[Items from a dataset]
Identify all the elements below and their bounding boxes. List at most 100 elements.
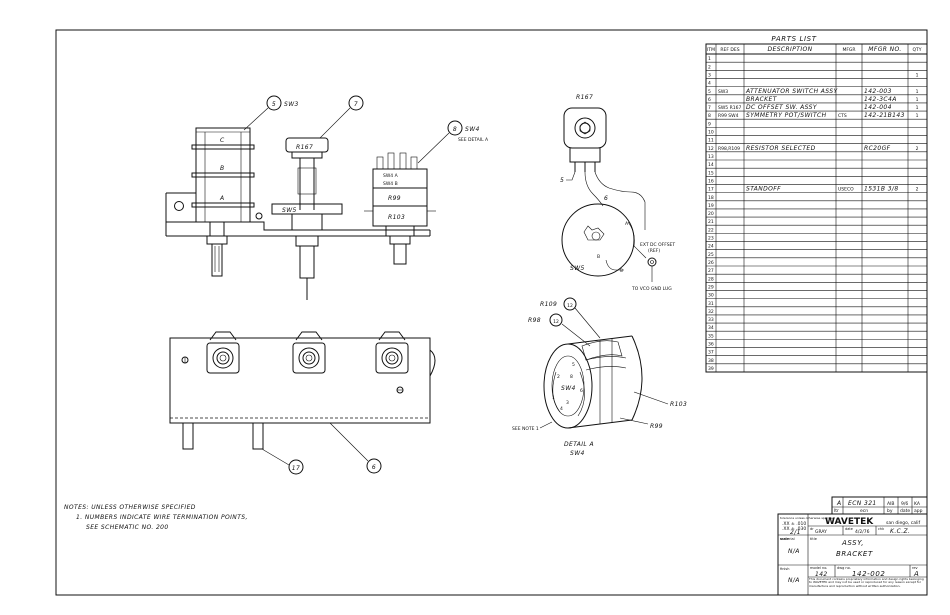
proprietary-notice-box: This document contains proprietary infor…: [809, 578, 924, 587]
detail-pin-6: 6: [580, 388, 583, 394]
parts-cell-qty: 1: [916, 72, 919, 78]
scale-value: 2/1: [790, 529, 801, 536]
parts-cell-itm: 27: [708, 268, 714, 274]
parts-list: PARTS LIST ITM REF DES DESCRIPTION MFGR …: [705, 35, 928, 373]
parts-cell-itm: 10: [708, 130, 714, 136]
drawn-value: GRAY: [815, 529, 827, 535]
check-value: K.C.Z.: [890, 528, 910, 535]
r99-label: R99: [388, 195, 401, 202]
detail-title: DETAIL A: [564, 441, 594, 448]
rev-by: AIB: [887, 501, 895, 507]
detail-see-note: SEE NOTE 1: [512, 426, 539, 432]
parts-cell-itm: 16: [708, 178, 714, 184]
sw4a-label: SW4 A: [383, 173, 399, 179]
schematic-pin-6: 6: [604, 195, 608, 202]
company-location: san diego, calif: [886, 520, 920, 526]
col-header-description: DESCRIPTION: [767, 46, 812, 53]
notes-line-2: 1. NUMBERS INDICATE WIRE TERMINATION POI…: [76, 514, 248, 521]
parts-cell-itm: 15: [708, 170, 714, 176]
deck-b-label: B: [220, 165, 225, 172]
parts-cell-itm: 24: [708, 244, 714, 250]
rev-letter: A: [836, 500, 842, 507]
parts-cell-itm: 14: [708, 162, 714, 168]
material-value: N/A: [788, 548, 800, 555]
deck-a-label: A: [219, 195, 225, 202]
col-header-itm: ITM: [707, 47, 715, 53]
date-value: 4/2/76: [855, 529, 870, 535]
sw4b-label: SW4 B: [383, 181, 398, 187]
parts-cell-itm: 20: [708, 211, 714, 217]
rev-hdr-by: by: [887, 508, 893, 514]
r167-label: R167: [296, 144, 313, 151]
callout-5: 5: [272, 101, 276, 108]
rev-hdr-date: date: [900, 508, 910, 514]
schematic-r167-pot: [563, 107, 607, 149]
parts-cell-desc: STANDOFF: [746, 186, 781, 193]
material-label: material: [780, 537, 795, 541]
drawing-number-value: 142-002: [852, 570, 885, 578]
wiring-schematic: R167 5 6 SW5 A B 8 EXT DC OFFSET (REF) T…: [560, 94, 675, 292]
schematic-pin-5: 5: [560, 177, 564, 184]
schematic-r167-label: R167: [576, 94, 593, 101]
parts-cell-desc: DC OFFSET SW. ASSY: [746, 104, 818, 111]
rev-date: 9/6: [901, 501, 908, 507]
callout-8-label: SW4: [465, 126, 480, 133]
bracket-front-plate: [169, 337, 431, 424]
tolerance-1: .XX ± .010: [782, 521, 806, 527]
parts-cell-itm: 33: [708, 317, 714, 323]
shaft-front-1: [206, 331, 240, 374]
parts-cell-qty: 1: [916, 105, 919, 111]
parts-cell-itm: 19: [708, 203, 714, 209]
shaft-front-2: [292, 331, 326, 374]
parts-cell-desc: BRACKET: [746, 96, 778, 103]
parts-cell-mfgr: USECO: [838, 187, 854, 193]
detail-callout-12a: 12: [567, 303, 573, 309]
parts-cell-itm: 11: [708, 138, 714, 144]
title-block: A ECN 321 AIB 9/6 KA ltr ecn by date app…: [777, 496, 928, 596]
col-header-qty: QTY: [912, 47, 921, 53]
parts-cell-mfgr: CTS: [838, 113, 847, 119]
finish-label: finish: [780, 567, 789, 571]
parts-cell-ref: R98,R109: [718, 146, 740, 152]
parts-cell-no: 142-003: [864, 88, 892, 95]
date-label: date: [845, 527, 853, 531]
detail-r98-label: R98: [528, 317, 541, 324]
parts-cell-itm: 21: [708, 219, 714, 225]
callout-8-sublabel: SEE DETAIL A: [458, 137, 489, 143]
check-label: chk: [878, 527, 885, 531]
parts-cell-itm: 32: [708, 309, 714, 315]
detail-sw4-label: SW4: [561, 385, 576, 392]
drawing-notes: NOTES: UNLESS OTHERWISE SPECIFIED 1. NUM…: [64, 504, 248, 531]
parts-cell-itm: 26: [708, 260, 714, 266]
front-view: 17 6: [169, 331, 436, 475]
deck-c-label: C: [220, 137, 225, 144]
revision-value: A: [913, 570, 919, 578]
finish-value: N/A: [788, 577, 800, 584]
standoff: [252, 422, 264, 450]
rev-hdr-ltr: ltr: [834, 508, 839, 514]
rev-hdr-ecn: ecn: [860, 509, 868, 514]
callout-6: 6: [372, 464, 376, 471]
notes-line-1: NOTES: UNLESS OTHERWISE SPECIFIED: [64, 504, 196, 511]
rev-app: KA: [914, 501, 921, 507]
model-value: 142: [815, 571, 828, 578]
detail-pin-8: 8: [570, 374, 573, 380]
parts-cell-qty: 1: [916, 97, 919, 103]
drawing-title-line-1: ASSY,: [841, 539, 864, 547]
sw5-label: SW5: [282, 207, 297, 214]
parts-cell-ref: SW5 R167: [718, 105, 741, 111]
parts-cell-itm: 29: [708, 284, 714, 290]
parts-cell-no: 142-3C4A: [864, 96, 897, 103]
detail-subtitle: SW4: [570, 450, 585, 457]
parts-cell-no: 1531B 3/8: [864, 186, 899, 193]
r103-label: R103: [388, 214, 405, 221]
parts-cell-no: 142-21B143: [864, 112, 905, 119]
parts-list-title: PARTS LIST: [771, 35, 816, 43]
callout-5-label: SW3: [284, 101, 299, 108]
callout-7: 7: [354, 101, 358, 108]
parts-cell-itm: 4: [708, 81, 711, 87]
col-header-ref: REF DES: [720, 47, 739, 53]
parts-cell-itm: 39: [708, 366, 714, 372]
parts-cell-itm: 30: [708, 293, 714, 299]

◆ Problem statement
Put every line of the records above into a numbered list, skipping blank lines. Leave the pictures out of your answer.

◆ Written solution
1. Identify all the elements below and their bounding boxes. List at most 100 elements.
2. proprietary-notice-box: This document contains proprietary infor…: [809, 578, 924, 587]
3. detail-pin-6: 6: [580, 388, 583, 394]
4. parts-cell-qty: 1: [916, 72, 919, 78]
5. scale-value: 2/1: [790, 529, 801, 536]
6. parts-cell-itm: 27: [708, 268, 714, 274]
7. parts-list: PARTS LIST ITM REF DES DESCRIPTION MFGR …: [705, 35, 928, 373]
8. parts-cell-itm: 10: [708, 130, 714, 136]
9. drawn-value: GRAY: [815, 529, 827, 535]
10. check-value: K.C.Z.: [890, 528, 910, 535]
11. r99-label: R99: [388, 195, 401, 202]
12. detail-title: DETAIL A: [564, 441, 594, 448]
13. rev-by: AIB: [887, 501, 895, 507]
14. detail-see-note: SEE NOTE 1: [512, 426, 539, 432]
15. parts-cell-itm: 16: [708, 178, 714, 184]
16. sw4a-label: SW4 A: [383, 173, 399, 179]
17. schematic-pin-6: 6: [604, 195, 608, 202]
18. company-location: san diego, calif: [886, 520, 920, 526]
19. col-header-description: DESCRIPTION: [767, 46, 812, 53]
20. notes-line-2: 1. NUMBERS INDICATE WIRE TERMINATION POI…: [76, 514, 248, 521]
21. parts-cell-itm: 15: [708, 170, 714, 176]
22. deck-b-label: B: [220, 165, 225, 172]
23. parts-cell-itm: 24: [708, 244, 714, 250]
24. rev-letter: A: [836, 500, 842, 507]
25. parts-cell-itm: 14: [708, 162, 714, 168]
26. material-value: N/A: [788, 548, 800, 555]
27. deck-a-label: A: [219, 195, 225, 202]
28. col-header-itm: ITM: [707, 47, 715, 53]
29. date-value: 4/2/76: [855, 529, 870, 535]
30. sw4b-label: SW4 B: [383, 181, 398, 187]
31. parts-cell-itm: 20: [708, 211, 714, 217]
32. rev-hdr-by: by: [887, 508, 893, 514]
33. r167-label: R167: [296, 144, 313, 151]
34. callout-5: 5: [272, 101, 276, 108]
35. rev-hdr-date: date: [900, 508, 910, 514]
36. schematic-r167-pot: [563, 107, 607, 149]
37. parts-cell-desc: STANDOFF: [746, 186, 781, 193]
38. material-label: material: [780, 537, 795, 541]
39. drawing-number-value: 142-002: [852, 570, 885, 578]
40. wiring-schematic: R167 5 6 SW5 A B 8 EXT DC OFFSET (REF) T…: [560, 94, 675, 292]
41. schematic-pin-5: 5: [560, 177, 564, 184]
42. schematic-r167-label: R167: [576, 94, 593, 101]
43. parts-cell-desc: DC OFFSET SW. ASSY: [746, 104, 818, 111]
44. rev-date: 9/6: [901, 501, 908, 507]
45. callout-8-label: SW4: [465, 126, 480, 133]
46. bracket-front-plate: [169, 337, 431, 424]
47. tolerance-1: .XX ± .010: [782, 521, 806, 527]
48. parts-cell-itm: 33: [708, 317, 714, 323]
49. shaft-front-1: [206, 331, 240, 374]
50. parts-cell-qty: 1: [916, 105, 919, 111]
51. parts-cell-itm: 19: [708, 203, 714, 209]
52. shaft-front-2: [292, 331, 326, 374]
53. parts-cell-desc: BRACKET: [746, 96, 778, 103]
54. parts-cell-mfgr: USECO: [838, 187, 854, 193]
55. detail-callout-12a: 12: [567, 303, 573, 309]
56. parts-cell-itm: 11: [708, 138, 714, 144]
57. title-block: A ECN 321 AIB 9/6 KA ltr ecn by date app…: [777, 496, 928, 596]
58. col-header-qty: QTY: [912, 47, 921, 53]
59. parts-cell-mfgr: CTS: [838, 113, 847, 119]
60. finish-label: finish: [780, 567, 789, 571]
61. parts-cell-ref: R98,R109: [718, 146, 740, 152]
62. parts-cell-no: 142-003: [864, 88, 892, 95]
63. date-label: date: [845, 527, 853, 531]
64. detail-r98-label: R98: [528, 317, 541, 324]
65. parts-cell-itm: 21: [708, 219, 714, 225]
66. callout-8-sublabel: SEE DETAIL A: [458, 137, 489, 143]
67. check-label: chk: [878, 527, 885, 531]
68. parts-cell-itm: 32: [708, 309, 714, 315]
69. detail-sw4-label: SW4: [561, 385, 576, 392]
70. drawing-notes: NOTES: UNLESS OTHERWISE SPECIFIED 1. NUM…: [64, 504, 248, 531]
71. parts-cell-itm: 26: [708, 260, 714, 266]
72. front-view: 17 6: [169, 331, 436, 475]
73. deck-c-label: C: [220, 137, 225, 144]
74. revision-value: A: [913, 570, 919, 578]
75. finish-value: N/A: [788, 577, 800, 584]
76. standoff: [252, 422, 264, 450]
77. rev-hdr-ltr: ltr: [834, 508, 839, 514]
78. rev-hdr-ecn: ecn: [860, 509, 868, 514]
79. callout-6: 6: [372, 464, 376, 471]
80. notes-line-1: NOTES: UNLESS OTHERWISE SPECIFIED: [64, 504, 196, 511]
81. rev-app: KA: [914, 501, 921, 507]
82. model-value: 142: [815, 571, 828, 578]
83. detail-pin-8: 8: [570, 374, 573, 380]
84. parts-cell-qty: 1: [916, 97, 919, 103]
85. drawing-title-line-1: ASSY,: [841, 539, 864, 547]
86. sw5-label: SW5: [282, 207, 297, 214]
87. parts-cell-ref: SW5 R167: [718, 105, 741, 111]
88. parts-cell-itm: 29: [708, 284, 714, 290]
89. parts-cell-no: 142-3C4A: [864, 96, 897, 103]
90. detail-subtitle: SW4: [570, 450, 585, 457]
91. parts-cell-no: 1531B 3/8: [864, 186, 899, 193]
92. r103-label: R103: [388, 214, 405, 221]
93. parts-cell-no: 142-21B143: [864, 112, 905, 119]
94. parts-list-title: PARTS LIST: [771, 35, 816, 43]
95. callout-5-label: SW3: [284, 101, 299, 108]
96. callout-7: 7: [354, 101, 358, 108]
97. parts-cell-itm: 4: [708, 81, 711, 87]
98. col-header-ref: REF DES: [720, 47, 739, 53]
99. parts-cell-itm: 39: [708, 366, 714, 372]
100. parts-cell-itm: 30: [708, 293, 714, 299]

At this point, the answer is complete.